* [YOUR TASK] Retype everything in the listing, leaving each line exactly as it is.

────────

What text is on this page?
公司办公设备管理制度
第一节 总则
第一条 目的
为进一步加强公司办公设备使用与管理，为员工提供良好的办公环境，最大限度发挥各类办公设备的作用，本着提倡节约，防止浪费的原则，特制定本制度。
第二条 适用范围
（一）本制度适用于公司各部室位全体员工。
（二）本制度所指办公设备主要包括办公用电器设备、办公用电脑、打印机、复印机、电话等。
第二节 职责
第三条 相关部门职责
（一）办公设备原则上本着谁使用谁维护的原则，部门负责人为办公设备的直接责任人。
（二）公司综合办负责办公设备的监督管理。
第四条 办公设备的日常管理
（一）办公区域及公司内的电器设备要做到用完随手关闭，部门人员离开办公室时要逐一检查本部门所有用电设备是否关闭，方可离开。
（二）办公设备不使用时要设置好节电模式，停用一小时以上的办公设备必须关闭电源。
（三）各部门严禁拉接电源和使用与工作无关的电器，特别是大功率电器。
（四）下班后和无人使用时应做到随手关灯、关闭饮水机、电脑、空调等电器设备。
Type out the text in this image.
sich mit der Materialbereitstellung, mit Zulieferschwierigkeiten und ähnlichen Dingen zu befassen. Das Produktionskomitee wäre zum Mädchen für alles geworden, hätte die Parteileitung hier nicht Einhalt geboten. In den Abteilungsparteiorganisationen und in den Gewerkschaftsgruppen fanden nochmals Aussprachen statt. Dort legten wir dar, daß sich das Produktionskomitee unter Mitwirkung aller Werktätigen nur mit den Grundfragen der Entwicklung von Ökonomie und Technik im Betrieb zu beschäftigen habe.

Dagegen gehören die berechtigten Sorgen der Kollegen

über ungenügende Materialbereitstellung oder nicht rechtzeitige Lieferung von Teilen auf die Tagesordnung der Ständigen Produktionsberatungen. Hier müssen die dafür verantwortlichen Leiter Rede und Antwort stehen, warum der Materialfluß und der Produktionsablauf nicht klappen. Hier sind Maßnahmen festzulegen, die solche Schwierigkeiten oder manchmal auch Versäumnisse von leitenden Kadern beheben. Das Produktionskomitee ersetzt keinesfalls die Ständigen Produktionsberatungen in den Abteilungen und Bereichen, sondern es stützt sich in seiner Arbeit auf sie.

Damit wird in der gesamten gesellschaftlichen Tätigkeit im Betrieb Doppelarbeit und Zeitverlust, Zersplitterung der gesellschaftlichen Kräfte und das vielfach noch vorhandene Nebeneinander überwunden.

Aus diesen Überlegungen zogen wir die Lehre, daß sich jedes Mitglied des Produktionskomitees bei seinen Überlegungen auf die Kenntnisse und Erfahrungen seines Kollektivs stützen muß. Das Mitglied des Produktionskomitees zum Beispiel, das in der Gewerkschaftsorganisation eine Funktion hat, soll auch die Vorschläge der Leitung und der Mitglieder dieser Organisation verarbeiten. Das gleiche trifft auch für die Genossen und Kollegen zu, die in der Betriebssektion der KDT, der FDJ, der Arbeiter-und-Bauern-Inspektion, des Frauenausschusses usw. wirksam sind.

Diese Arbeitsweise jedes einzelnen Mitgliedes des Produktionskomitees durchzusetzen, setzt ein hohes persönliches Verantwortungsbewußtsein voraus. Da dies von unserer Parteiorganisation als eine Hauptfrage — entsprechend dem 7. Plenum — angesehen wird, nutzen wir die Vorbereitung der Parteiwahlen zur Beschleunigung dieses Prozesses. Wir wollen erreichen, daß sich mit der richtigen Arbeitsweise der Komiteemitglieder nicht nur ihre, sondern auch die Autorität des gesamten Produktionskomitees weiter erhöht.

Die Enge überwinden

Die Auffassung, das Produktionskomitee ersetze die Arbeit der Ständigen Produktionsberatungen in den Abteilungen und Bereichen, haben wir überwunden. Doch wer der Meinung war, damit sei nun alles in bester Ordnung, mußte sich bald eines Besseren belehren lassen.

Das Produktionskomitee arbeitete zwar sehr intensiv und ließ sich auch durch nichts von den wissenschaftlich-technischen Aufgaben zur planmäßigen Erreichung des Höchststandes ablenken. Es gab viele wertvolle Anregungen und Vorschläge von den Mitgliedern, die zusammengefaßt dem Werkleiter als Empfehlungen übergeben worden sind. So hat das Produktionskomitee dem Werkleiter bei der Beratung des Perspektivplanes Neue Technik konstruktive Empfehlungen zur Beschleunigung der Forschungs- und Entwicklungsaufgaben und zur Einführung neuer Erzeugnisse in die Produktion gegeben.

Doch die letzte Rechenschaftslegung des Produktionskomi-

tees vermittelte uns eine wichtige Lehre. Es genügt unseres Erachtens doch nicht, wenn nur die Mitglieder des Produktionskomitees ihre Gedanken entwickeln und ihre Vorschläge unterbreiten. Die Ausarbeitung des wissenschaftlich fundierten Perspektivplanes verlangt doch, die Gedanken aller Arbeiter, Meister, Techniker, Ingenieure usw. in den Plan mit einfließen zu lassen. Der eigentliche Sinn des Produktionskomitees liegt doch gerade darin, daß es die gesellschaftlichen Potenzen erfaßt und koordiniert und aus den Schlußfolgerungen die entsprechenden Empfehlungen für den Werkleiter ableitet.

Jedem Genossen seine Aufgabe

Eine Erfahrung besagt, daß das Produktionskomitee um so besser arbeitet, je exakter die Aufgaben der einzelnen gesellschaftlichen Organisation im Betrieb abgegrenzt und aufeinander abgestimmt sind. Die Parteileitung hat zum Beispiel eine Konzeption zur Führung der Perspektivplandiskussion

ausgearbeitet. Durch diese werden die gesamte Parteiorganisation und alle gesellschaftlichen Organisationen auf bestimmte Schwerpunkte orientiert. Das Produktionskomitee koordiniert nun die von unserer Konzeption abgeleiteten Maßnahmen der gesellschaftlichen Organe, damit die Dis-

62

────────

* [EXPECTED ANSWER]
What text is on this page?
公司办公设备管理制度
第一节 总则
第一条 目的
为进一步加强公司办公设备使用与管理，为员工提供良好的办公环境，最大限度发挥各类办公设备的作用，本着提倡节约，防止浪费的原则，特制定本制度。
第二条 适用范围
（一）本制度适用于公司各部室位全体员工。
（二）本制度所指办公设备主要包括办公用电器设备、办公用电脑、打印机、复印机、电话等。
第二节 职责
第三条 相关部门职责
（一）办公设备原则上本着谁使用谁维护的原则，部门负责人为办公设备的直接责任人。
（二）公司综合办负责办公设备的监督管理。
第四条 办公设备的日常管理
（一）办公区域及公司内的电器设备要做到用完随手关闭，部门人员离开办公室时要逐一检查本部门所有用电设备是否关闭，方可离开。
（二）办公设备不使用时要设置好节电模式，停用一小时以上的办公设备必须关闭电源。
（三）各部门严禁拉接电源和使用与工作无关的电器，特别是大功率电器。
（四）下班后和无人使用时应做到随手关灯、关闭饮水机、电脑、空调等电器设备。
Type out the text in this image.
sich mit der Materialbereitstellung, mit Zulieferschwierigkeiten und ähnlichen Dingen zu befassen. Das Produktionskomitee wäre zum Mädchen für alles geworden, hätte die Parteileitung hier nicht Einhalt geboten. In den Abteilungsparteiorganisationen und in den Gewerkschaftsgruppen fanden nochmals Aussprachen statt. Dort legten wir dar, daß sich das Produktionskomitee unter Mitwirkung aller Werktätigen nur mit den Grundfragen der Entwicklung von Ökonomie und Technik im Betrieb zu beschäftigen habe.

Dagegen gehören die berechtigten Sorgen der Kollegen

über ungenügende Materialbereitstellung oder nicht rechtzeitige Lieferung von Teilen auf die Tagesordnung der Ständigen Produktionsberatungen. Hier müssen die dafür verantwortlichen Leiter Rede und Antwort stehen, warum der Materialfluß und der Produktionsablauf nicht klappen. Hier sind Maßnahmen festzulegen, die solche Schwierigkeiten oder manchmal auch Versäumnisse von leitenden Kadern beheben. Das Produktionskomitee ersetzt keinesfalls die Ständigen Produktionsberatungen in den Abteilungen und Bereichen, sondern es stützt sich in seiner Arbeit auf sie.

Damit wird in der gesamten gesellschaftlichen Tätigkeit im Betrieb Doppelarbeit und Zeitverlust, Zersplitterung der gesellschaftlichen Kräfte und das vielfach noch vorhandene Nebeneinander überwunden.

Aus diesen Überlegungen zogen wir die Lehre, daß sich jedes Mitglied des Produktionskomitees bei seinen Überlegungen auf die Kenntnisse und Erfahrungen seines Kollektivs stützen muß. Das Mitglied des Produktionskomitees zum Beispiel, das in der Gewerkschaftsorganisation eine Funktion hat, soll auch die Vorschläge der Leitung und der Mitglieder dieser Organisation verarbeiten. Das gleiche trifft auch für die Genossen und Kollegen zu, die in der Betriebssektion der KDT, der FDJ, der Arbeiter-und-Bauern-Inspektion, des Frauenausschusses usw. wirksam sind.

Diese Arbeitsweise jedes einzelnen Mitgliedes des Produktionskomitees durchzusetzen, setzt ein hohes persönliches Verantwortungsbewußtsein voraus. Da dies von unserer Parteiorganisation als eine Hauptfrage — entsprechend dem 7. Plenum — angesehen wird, nutzen wir die Vorbereitung der Parteiwahlen zur Beschleunigung dieses Prozesses. Wir wollen erreichen, daß sich mit der richtigen Arbeitsweise der Komiteemitglieder nicht nur ihre, sondern auch die Autorität des gesamten Produktionskomitees weiter erhöht.

Die Enge überwinden

Die Auffassung, das Produktionskomitee ersetze die Arbeit der Ständigen Produktionsberatungen in den Abteilungen und Bereichen, haben wir überwunden. Doch wer der Meinung war, damit sei nun alles in bester Ordnung, mußte sich bald eines Besseren belehren lassen.

Das Produktionskomitee arbeitete zwar sehr intensiv und ließ sich auch durch nichts von den wissenschaftlich-technischen Aufgaben zur planmäßigen Erreichung des Höchststandes ablenken. Es gab viele wertvolle Anregungen und Vorschläge von den Mitgliedern, die zusammengefaßt dem Werkleiter als Empfehlungen übergeben worden sind. So hat das Produktionskomitee dem Werkleiter bei der Beratung des Perspektivplanes Neue Technik konstruktive Empfehlungen zur Beschleunigung der Forschungs- und Entwicklungsaufgaben und zur Einführung neuer Erzeugnisse in die Produktion gegeben.

Doch die letzte Rechenschaftslegung des Produktionskomi-

tees vermittelte uns eine wichtige Lehre. Es genügt unseres Erachtens doch nicht, wenn nur die Mitglieder des Produktionskomitees ihre Gedanken entwickeln und ihre Vorschläge unterbreiten. Die Ausarbeitung des wissenschaftlich fundierten Perspektivplanes verlangt doch, die Gedanken aller Arbeiter, Meister, Techniker, Ingenieure usw. in den Plan mit einfließen zu lassen. Der eigentliche Sinn des Produktionskomitees liegt doch gerade darin, daß es die gesellschaftlichen Potenzen erfaßt und koordiniert und aus den Schlußfolgerungen die entsprechenden Empfehlungen für den Werkleiter ableitet.

Jedem Genossen seine Aufgabe

Eine Erfahrung besagt, daß das Produktionskomitee um so besser arbeitet, je exakter die Aufgaben der einzelnen gesellschaftlichen Organisation im Betrieb abgegrenzt und aufeinander abgestimmt sind. Die Parteileitung hat zum Beispiel eine Konzeption zur Führung der Perspektivplandiskussion

ausgearbeitet. Durch diese werden die gesamte Parteiorganisation und alle gesellschaftlichen Organisationen auf bestimmte Schwerpunkte orientiert. Das Produktionskomitee koordiniert nun die von unserer Konzeption abgeleiteten Maßnahmen der gesellschaftlichen Organe, damit die Dis-

62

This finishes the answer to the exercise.